+++ RAW RECORDS +++

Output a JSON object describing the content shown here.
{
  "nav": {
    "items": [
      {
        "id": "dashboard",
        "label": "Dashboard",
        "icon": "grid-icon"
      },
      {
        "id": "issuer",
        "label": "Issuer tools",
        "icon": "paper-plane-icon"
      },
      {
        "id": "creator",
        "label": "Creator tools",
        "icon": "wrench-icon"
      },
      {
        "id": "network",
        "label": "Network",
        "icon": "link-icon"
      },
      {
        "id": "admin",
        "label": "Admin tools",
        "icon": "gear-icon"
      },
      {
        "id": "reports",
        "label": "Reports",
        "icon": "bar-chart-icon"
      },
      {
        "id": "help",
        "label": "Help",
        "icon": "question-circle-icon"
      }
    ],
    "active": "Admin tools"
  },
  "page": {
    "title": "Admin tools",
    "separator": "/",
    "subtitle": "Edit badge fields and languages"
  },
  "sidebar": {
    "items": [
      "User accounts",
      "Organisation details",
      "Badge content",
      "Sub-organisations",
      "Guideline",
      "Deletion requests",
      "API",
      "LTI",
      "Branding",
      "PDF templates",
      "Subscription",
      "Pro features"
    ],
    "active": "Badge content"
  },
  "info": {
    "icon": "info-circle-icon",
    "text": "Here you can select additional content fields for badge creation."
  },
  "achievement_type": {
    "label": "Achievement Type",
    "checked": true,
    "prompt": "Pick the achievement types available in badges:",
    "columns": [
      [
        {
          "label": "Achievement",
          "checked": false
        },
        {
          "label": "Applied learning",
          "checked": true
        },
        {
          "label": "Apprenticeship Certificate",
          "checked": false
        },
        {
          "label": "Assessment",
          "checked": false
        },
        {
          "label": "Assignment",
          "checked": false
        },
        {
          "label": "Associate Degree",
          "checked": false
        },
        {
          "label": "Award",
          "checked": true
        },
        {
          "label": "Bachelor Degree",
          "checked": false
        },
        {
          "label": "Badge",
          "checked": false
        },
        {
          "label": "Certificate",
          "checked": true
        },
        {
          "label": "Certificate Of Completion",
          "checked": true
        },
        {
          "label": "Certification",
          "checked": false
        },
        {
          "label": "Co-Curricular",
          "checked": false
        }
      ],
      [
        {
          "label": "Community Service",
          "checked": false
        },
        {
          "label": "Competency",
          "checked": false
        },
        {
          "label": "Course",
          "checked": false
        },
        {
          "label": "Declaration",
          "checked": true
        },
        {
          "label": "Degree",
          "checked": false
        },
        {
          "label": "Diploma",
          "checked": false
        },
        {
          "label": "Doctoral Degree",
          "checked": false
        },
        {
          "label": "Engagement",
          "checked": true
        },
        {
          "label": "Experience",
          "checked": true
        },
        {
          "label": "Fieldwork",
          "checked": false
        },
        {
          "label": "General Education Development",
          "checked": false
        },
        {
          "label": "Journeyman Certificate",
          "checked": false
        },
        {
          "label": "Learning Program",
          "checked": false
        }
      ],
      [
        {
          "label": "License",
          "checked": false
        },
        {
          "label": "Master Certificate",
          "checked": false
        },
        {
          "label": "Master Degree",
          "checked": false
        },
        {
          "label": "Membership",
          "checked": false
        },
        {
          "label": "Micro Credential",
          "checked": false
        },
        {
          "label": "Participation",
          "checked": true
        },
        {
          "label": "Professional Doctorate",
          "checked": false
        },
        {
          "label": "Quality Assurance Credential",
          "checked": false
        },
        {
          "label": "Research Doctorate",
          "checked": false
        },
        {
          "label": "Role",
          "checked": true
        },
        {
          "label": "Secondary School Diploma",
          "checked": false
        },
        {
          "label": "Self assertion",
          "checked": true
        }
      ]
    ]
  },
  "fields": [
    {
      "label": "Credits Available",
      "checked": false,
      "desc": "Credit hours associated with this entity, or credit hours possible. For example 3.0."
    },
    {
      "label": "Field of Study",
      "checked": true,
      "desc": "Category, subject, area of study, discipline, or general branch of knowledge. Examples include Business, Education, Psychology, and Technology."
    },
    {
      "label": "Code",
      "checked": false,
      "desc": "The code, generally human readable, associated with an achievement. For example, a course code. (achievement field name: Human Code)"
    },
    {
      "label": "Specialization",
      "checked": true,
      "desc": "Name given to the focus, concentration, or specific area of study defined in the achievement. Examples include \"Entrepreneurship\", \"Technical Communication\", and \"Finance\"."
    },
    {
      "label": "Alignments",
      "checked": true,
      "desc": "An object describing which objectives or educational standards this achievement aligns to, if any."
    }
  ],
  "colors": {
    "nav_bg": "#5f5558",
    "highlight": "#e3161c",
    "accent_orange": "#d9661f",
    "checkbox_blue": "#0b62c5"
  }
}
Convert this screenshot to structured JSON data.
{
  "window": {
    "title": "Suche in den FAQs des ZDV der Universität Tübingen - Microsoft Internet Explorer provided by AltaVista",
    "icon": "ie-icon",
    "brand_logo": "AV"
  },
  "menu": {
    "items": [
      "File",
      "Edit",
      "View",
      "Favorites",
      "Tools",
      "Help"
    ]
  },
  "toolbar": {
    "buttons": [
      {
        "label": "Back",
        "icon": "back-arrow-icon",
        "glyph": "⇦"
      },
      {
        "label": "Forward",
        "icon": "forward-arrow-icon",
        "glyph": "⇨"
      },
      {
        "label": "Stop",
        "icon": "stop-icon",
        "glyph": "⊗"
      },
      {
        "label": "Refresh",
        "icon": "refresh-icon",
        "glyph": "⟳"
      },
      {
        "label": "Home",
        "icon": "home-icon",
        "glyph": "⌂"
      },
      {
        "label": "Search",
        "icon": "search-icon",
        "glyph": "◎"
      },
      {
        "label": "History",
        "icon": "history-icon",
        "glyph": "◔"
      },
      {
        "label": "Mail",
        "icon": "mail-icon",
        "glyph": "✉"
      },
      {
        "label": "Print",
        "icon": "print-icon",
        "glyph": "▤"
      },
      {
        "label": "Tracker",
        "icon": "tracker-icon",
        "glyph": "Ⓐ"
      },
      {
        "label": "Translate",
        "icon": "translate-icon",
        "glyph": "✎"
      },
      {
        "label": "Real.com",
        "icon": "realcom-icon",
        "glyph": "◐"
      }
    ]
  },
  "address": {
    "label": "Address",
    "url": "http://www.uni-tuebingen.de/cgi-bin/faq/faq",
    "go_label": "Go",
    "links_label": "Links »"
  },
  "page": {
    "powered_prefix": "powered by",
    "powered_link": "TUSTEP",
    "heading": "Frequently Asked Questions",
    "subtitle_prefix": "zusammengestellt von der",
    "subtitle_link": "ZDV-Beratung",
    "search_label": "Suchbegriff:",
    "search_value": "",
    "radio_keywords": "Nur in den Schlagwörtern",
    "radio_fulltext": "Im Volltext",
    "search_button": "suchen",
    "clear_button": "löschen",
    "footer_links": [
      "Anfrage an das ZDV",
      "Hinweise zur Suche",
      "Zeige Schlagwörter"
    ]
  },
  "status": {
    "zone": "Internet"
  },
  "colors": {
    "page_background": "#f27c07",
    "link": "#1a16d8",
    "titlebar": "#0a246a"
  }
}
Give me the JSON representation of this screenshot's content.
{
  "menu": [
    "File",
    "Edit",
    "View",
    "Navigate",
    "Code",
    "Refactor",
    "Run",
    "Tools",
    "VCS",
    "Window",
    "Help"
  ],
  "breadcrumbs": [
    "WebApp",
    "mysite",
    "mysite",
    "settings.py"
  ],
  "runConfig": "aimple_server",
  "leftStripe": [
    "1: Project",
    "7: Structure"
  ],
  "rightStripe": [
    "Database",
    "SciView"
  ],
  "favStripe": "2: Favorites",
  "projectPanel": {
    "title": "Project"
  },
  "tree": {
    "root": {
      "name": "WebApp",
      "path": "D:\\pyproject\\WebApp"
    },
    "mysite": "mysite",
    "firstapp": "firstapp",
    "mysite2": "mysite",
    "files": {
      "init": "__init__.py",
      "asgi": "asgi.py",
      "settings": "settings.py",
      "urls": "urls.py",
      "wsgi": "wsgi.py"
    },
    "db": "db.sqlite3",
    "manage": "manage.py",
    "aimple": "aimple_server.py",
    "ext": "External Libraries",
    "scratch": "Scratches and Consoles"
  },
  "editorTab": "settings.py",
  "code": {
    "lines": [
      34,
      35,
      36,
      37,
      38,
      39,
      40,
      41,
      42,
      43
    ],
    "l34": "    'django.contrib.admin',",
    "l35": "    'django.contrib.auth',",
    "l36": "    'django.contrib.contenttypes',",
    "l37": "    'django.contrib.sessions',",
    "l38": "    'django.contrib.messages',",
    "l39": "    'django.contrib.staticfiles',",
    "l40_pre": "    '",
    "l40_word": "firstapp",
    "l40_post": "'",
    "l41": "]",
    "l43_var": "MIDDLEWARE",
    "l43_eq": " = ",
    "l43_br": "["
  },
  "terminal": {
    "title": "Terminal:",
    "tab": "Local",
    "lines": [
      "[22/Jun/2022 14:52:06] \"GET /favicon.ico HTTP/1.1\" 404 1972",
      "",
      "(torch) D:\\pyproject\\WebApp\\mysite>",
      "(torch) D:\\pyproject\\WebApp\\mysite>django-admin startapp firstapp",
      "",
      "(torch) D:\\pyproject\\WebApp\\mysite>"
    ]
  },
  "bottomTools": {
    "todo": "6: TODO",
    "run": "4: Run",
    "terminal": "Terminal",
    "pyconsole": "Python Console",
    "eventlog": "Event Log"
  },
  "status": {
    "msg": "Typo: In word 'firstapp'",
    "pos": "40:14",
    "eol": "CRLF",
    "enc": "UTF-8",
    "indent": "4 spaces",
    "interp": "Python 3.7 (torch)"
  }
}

+++

AIM OF THE EXERCISE.
Copy out every line from the material above in which the word "Python" appears.

WRITTEN RESPONSE.
    "pyconsole": "Python Console",
    "interp": "Python 3.7 (torch)"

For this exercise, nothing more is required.